### [WHAT IS NEEDED]
Gather all lines in the records below that include the word "службы".

(Recorded data)

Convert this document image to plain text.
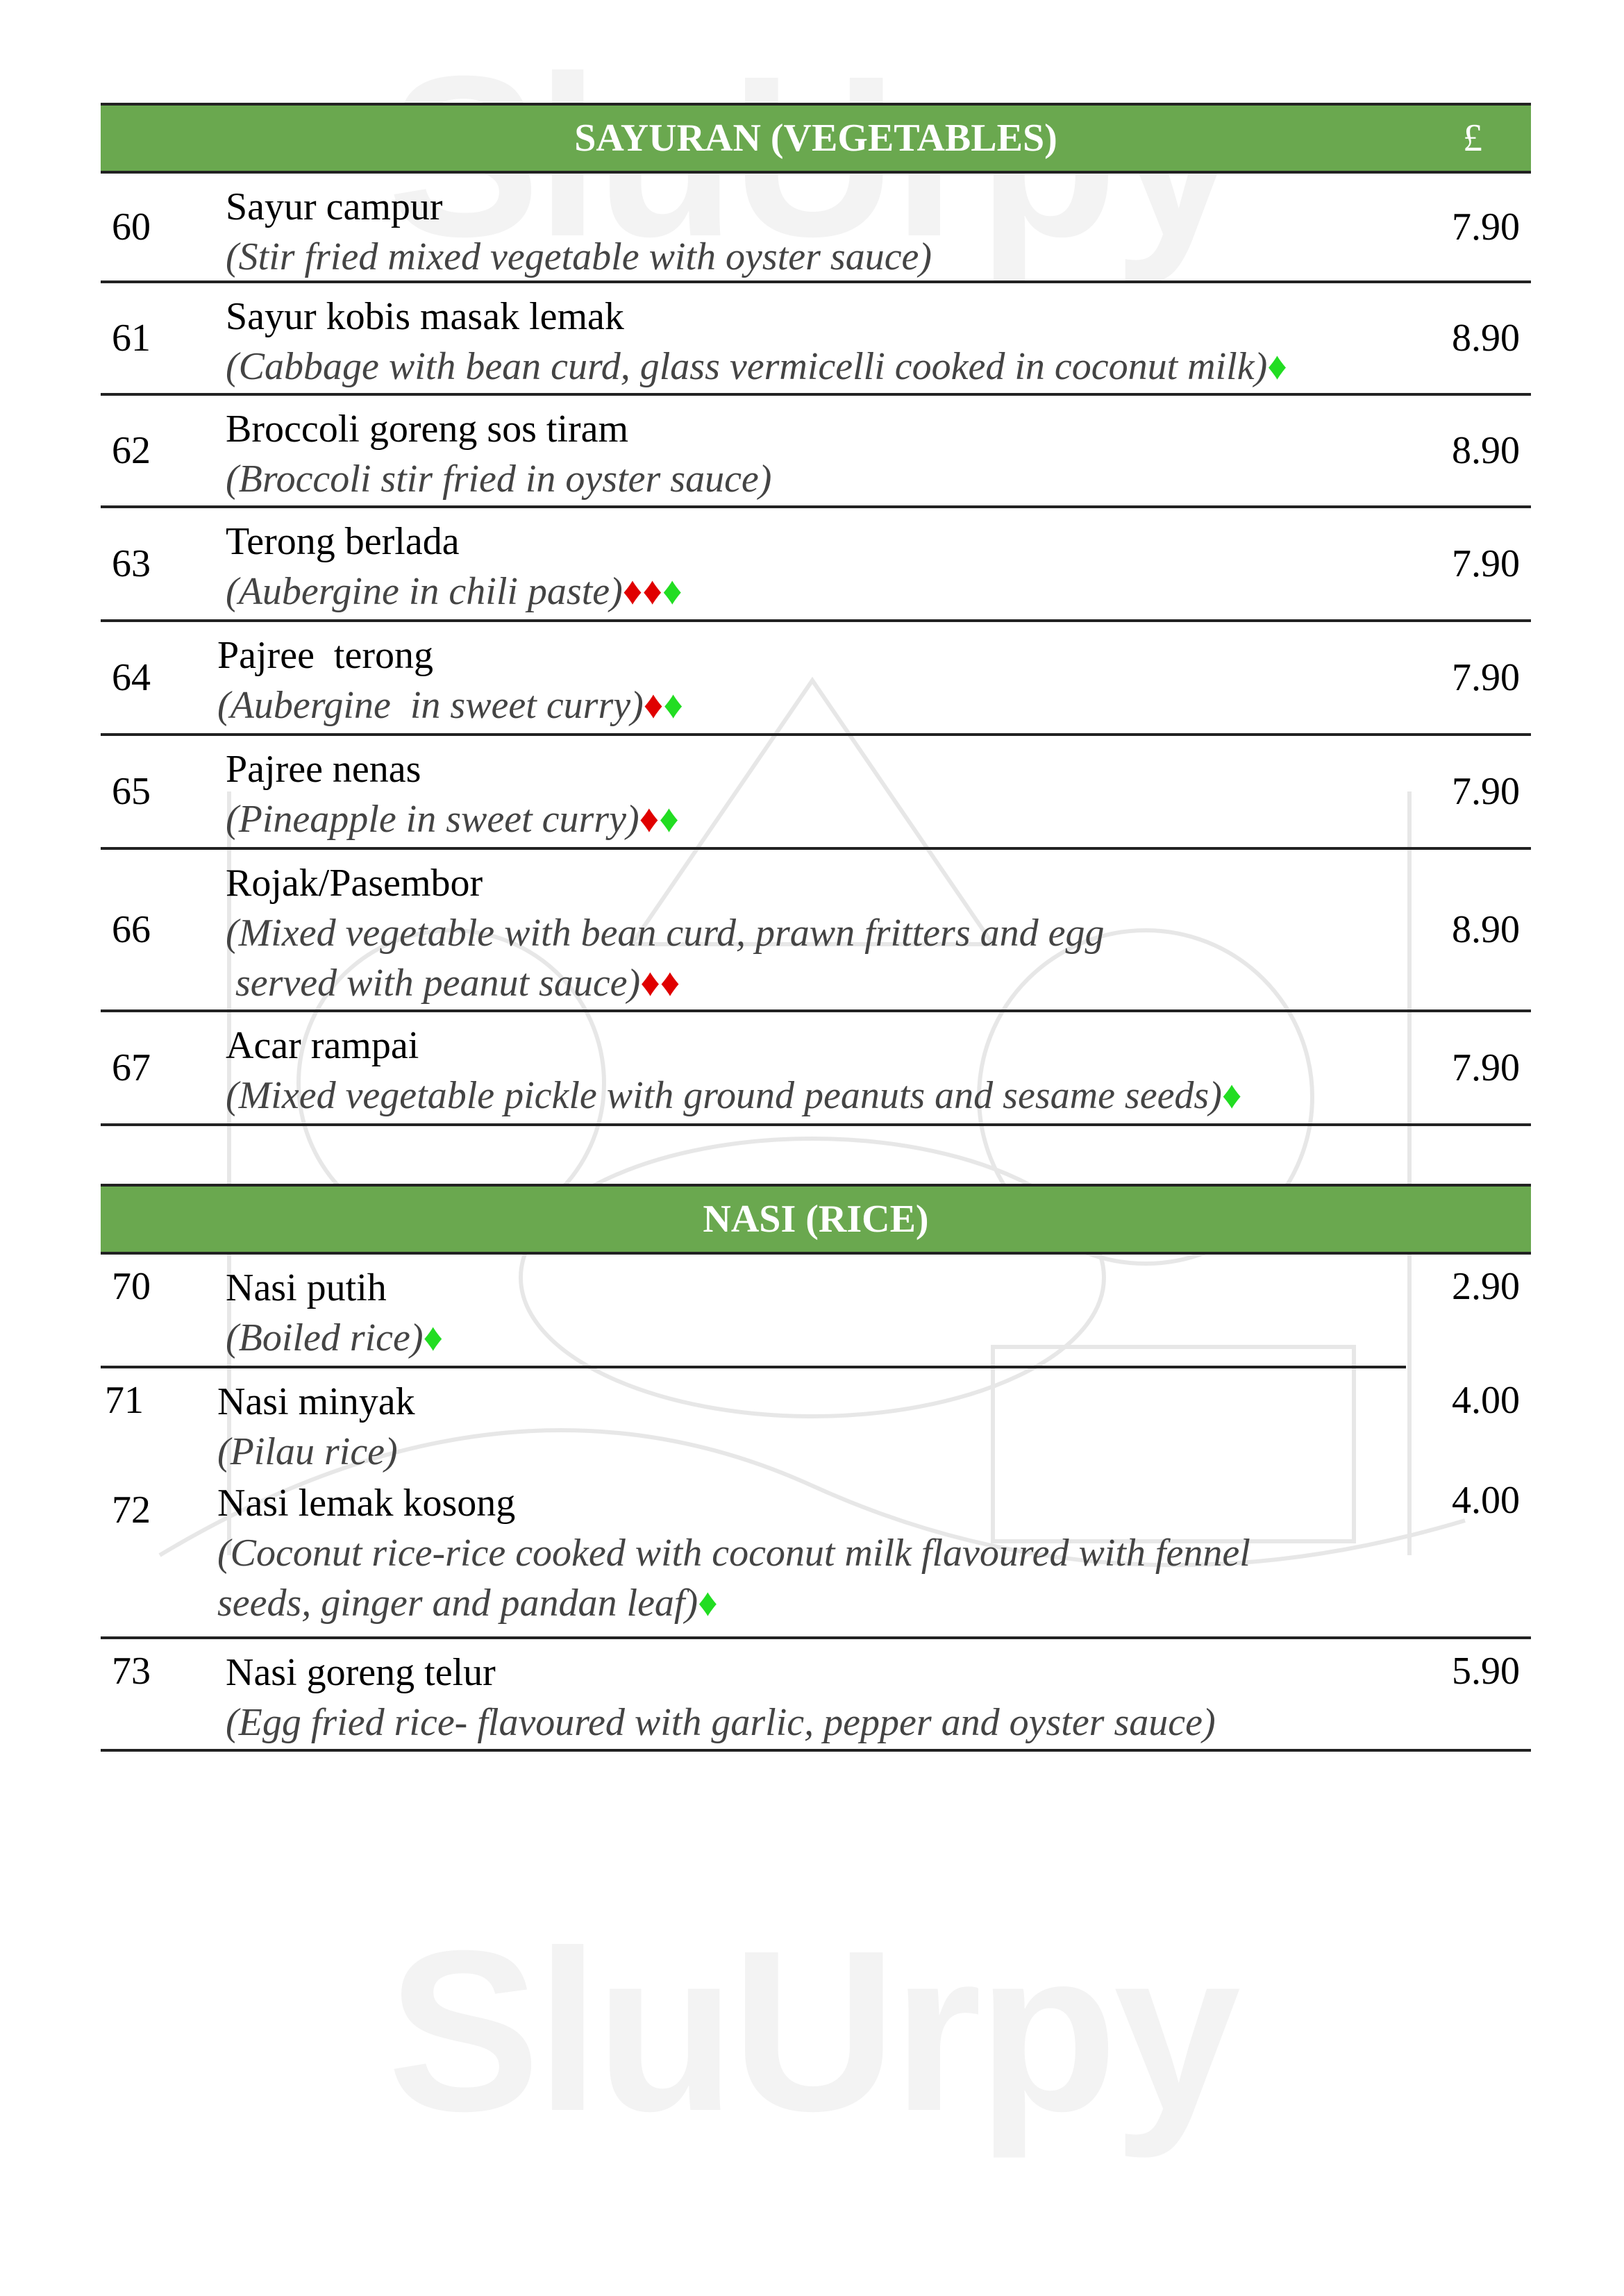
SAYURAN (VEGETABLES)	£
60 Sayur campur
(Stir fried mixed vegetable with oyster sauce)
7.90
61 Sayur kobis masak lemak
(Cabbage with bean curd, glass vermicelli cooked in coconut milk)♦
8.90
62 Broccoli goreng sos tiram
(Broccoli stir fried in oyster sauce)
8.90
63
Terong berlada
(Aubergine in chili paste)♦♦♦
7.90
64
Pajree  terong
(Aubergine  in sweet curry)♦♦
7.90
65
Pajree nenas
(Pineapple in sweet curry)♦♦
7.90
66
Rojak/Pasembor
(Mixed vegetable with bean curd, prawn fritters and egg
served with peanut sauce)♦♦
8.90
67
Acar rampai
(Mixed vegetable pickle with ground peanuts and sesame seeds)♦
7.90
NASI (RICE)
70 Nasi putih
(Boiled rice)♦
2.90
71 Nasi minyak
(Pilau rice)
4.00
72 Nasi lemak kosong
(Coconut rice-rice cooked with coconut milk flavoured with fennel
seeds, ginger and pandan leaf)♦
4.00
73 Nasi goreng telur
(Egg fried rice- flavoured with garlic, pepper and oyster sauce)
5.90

...

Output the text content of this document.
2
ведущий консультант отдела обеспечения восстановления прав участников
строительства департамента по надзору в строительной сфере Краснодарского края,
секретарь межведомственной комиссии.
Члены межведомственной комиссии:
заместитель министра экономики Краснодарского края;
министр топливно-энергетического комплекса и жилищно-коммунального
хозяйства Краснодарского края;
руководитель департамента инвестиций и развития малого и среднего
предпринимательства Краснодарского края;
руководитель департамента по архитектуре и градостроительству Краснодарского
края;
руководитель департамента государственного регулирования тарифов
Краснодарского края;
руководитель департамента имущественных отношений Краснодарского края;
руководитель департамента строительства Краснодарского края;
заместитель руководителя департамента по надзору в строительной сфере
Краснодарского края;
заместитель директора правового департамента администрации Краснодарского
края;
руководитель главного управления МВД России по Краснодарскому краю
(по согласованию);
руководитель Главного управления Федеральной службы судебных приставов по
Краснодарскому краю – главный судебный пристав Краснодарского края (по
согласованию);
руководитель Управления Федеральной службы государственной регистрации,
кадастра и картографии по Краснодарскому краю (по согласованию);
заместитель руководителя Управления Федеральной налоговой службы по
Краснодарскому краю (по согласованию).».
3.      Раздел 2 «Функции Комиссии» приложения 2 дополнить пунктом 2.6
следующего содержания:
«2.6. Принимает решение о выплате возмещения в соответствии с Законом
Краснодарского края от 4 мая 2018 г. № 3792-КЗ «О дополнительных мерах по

### [RESPONSE FOR THIS EXERCISE]
руководитель Главного управления Федеральной службы судебных приставов по
руководитель Управления Федеральной службы государственной регистрации,
заместитель руководителя Управления Федеральной налоговой службы по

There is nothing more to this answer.